:: Given data

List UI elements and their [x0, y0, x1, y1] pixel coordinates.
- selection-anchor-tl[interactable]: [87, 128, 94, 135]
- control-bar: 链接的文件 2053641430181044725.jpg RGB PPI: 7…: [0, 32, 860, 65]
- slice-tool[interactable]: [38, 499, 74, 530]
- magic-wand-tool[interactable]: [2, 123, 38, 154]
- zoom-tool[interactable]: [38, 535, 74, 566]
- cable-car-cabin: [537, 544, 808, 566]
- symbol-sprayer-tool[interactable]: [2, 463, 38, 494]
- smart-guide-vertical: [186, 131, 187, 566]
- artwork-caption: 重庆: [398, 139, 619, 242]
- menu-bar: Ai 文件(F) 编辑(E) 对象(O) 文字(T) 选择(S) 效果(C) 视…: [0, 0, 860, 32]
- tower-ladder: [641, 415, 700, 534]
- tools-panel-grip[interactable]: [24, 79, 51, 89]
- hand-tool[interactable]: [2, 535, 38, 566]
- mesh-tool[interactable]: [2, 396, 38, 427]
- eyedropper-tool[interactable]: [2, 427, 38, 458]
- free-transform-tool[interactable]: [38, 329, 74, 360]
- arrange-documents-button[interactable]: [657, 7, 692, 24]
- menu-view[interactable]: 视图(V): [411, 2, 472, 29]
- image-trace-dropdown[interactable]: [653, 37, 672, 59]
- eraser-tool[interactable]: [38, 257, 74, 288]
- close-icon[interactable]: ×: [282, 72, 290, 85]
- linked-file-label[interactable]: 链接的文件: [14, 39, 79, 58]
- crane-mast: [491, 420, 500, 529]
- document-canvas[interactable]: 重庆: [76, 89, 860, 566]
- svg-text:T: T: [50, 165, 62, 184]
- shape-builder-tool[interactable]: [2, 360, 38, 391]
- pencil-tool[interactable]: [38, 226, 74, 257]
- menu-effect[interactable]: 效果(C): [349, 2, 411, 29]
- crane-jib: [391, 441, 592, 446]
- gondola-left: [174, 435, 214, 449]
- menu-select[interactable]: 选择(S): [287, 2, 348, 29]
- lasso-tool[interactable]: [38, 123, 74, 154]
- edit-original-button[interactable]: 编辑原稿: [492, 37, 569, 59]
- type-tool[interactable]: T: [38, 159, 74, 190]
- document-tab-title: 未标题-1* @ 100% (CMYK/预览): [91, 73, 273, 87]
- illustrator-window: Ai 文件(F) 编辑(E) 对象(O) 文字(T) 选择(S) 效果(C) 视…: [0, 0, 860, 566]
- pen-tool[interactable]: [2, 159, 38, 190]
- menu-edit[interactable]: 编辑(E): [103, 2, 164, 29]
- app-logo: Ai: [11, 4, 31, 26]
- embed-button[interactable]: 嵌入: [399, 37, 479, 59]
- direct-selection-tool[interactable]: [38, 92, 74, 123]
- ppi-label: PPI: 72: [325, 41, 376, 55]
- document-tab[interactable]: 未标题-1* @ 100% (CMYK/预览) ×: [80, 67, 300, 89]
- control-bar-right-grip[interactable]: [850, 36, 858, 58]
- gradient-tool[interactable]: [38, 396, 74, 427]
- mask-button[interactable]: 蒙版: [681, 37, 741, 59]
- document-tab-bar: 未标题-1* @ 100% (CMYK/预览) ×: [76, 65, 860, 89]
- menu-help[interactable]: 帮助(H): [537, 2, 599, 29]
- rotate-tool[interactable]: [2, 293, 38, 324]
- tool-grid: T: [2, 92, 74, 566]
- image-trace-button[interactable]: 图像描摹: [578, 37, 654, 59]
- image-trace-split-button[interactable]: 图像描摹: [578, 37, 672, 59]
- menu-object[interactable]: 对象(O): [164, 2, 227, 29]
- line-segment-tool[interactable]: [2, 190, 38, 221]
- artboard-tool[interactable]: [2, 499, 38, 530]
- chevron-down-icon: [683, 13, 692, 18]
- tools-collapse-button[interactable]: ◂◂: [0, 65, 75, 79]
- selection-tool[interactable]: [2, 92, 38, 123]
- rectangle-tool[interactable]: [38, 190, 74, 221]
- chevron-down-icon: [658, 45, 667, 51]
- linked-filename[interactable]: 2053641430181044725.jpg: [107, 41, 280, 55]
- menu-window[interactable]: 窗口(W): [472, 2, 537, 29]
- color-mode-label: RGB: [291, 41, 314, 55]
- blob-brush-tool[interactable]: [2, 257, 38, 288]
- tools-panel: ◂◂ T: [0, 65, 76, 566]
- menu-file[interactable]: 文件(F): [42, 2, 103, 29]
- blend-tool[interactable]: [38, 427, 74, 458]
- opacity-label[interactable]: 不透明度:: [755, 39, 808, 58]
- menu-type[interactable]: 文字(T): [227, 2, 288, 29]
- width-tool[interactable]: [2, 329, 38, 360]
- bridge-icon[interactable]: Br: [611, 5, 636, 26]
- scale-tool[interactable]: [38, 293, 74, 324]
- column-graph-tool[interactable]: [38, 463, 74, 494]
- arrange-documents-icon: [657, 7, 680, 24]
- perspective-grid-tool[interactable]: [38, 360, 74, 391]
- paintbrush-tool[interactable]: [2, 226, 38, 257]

::::
:: Given data

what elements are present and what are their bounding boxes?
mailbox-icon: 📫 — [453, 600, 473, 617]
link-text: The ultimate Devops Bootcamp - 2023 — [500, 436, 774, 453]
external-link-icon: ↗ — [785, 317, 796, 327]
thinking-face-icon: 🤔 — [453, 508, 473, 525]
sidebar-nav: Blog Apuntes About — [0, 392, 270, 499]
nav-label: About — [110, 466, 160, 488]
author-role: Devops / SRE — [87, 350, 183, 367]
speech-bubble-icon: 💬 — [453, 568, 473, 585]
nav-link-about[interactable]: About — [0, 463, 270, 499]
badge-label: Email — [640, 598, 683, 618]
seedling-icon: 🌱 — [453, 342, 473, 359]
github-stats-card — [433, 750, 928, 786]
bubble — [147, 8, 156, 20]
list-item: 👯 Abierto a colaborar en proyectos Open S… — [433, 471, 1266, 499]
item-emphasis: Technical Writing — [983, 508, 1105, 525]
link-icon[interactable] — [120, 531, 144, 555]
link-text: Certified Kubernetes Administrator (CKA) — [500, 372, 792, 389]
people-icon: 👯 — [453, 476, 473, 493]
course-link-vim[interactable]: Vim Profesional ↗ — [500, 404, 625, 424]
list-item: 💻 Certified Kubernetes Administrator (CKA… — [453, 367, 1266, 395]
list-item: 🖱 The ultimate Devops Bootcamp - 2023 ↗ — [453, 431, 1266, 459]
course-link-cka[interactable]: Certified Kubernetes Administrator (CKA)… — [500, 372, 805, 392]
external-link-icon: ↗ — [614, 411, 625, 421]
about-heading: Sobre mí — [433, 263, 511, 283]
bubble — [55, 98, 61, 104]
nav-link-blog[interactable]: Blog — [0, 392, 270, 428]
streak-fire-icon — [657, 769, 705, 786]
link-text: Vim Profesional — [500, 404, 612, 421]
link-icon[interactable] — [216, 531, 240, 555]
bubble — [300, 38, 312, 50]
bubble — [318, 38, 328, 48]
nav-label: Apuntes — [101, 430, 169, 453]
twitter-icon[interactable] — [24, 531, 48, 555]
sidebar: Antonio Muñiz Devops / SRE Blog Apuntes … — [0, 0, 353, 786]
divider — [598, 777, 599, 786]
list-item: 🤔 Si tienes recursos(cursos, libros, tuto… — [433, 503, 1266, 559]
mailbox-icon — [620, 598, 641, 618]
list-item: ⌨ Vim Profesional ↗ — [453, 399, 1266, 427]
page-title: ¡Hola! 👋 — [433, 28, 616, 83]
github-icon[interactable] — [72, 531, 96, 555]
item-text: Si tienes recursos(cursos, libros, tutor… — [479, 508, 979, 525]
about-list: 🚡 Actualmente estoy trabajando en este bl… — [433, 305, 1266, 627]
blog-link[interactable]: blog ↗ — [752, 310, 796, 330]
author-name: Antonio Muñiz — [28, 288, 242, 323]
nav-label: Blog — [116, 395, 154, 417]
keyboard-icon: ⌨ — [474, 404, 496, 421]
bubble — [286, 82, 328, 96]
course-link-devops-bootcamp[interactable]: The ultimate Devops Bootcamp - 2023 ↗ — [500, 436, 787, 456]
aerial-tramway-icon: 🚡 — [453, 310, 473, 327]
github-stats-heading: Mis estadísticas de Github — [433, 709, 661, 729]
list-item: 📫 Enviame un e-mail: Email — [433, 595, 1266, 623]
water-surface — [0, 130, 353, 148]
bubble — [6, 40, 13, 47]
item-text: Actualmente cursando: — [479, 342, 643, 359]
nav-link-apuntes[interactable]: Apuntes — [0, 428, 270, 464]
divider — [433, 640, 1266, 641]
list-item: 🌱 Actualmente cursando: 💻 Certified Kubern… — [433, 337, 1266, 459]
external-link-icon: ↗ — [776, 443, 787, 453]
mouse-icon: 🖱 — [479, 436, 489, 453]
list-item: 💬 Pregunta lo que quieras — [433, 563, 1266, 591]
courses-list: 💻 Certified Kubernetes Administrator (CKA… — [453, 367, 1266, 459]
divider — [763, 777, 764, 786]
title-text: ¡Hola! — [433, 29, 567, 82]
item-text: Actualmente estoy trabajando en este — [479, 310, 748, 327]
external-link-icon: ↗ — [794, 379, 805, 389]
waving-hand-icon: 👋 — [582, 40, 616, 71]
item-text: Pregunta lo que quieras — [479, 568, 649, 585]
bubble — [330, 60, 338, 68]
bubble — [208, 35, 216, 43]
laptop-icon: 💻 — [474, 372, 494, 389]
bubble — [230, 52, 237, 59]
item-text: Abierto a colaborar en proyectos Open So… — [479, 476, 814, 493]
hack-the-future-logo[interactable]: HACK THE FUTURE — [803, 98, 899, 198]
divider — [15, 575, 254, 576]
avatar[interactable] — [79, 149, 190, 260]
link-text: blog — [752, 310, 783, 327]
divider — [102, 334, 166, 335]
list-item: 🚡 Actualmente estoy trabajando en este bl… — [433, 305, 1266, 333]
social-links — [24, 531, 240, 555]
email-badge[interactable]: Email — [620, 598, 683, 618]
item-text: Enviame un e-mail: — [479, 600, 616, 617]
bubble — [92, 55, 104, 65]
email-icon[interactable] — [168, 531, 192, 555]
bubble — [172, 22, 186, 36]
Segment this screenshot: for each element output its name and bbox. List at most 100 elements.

::::

> Exercise brief:
Return verbatim the lines from the line containing "List UI elements" up to and including the line containing "- menu-bar: Ai".

> Answer to the task:
List UI elements and their [x0, y0, x1, y1] pixel coordinates.
- selection-anchor-tl[interactable]: [87, 128, 94, 135]
- control-bar: 链接的文件 2053641430181044725.jpg RGB PPI: 7…: [0, 32, 860, 65]
- slice-tool[interactable]: [38, 499, 74, 530]
- magic-wand-tool[interactable]: [2, 123, 38, 154]
- zoom-tool[interactable]: [38, 535, 74, 566]
- cable-car-cabin: [537, 544, 808, 566]
- symbol-sprayer-tool[interactable]: [2, 463, 38, 494]
- smart-guide-vertical: [186, 131, 187, 566]
- artwork-caption: 重庆: [398, 139, 619, 242]
- menu-bar: Ai 文件(F) 编辑(E) 对象(O) 文字(T) 选择(S) 效果(C) 视…: [0, 0, 860, 32]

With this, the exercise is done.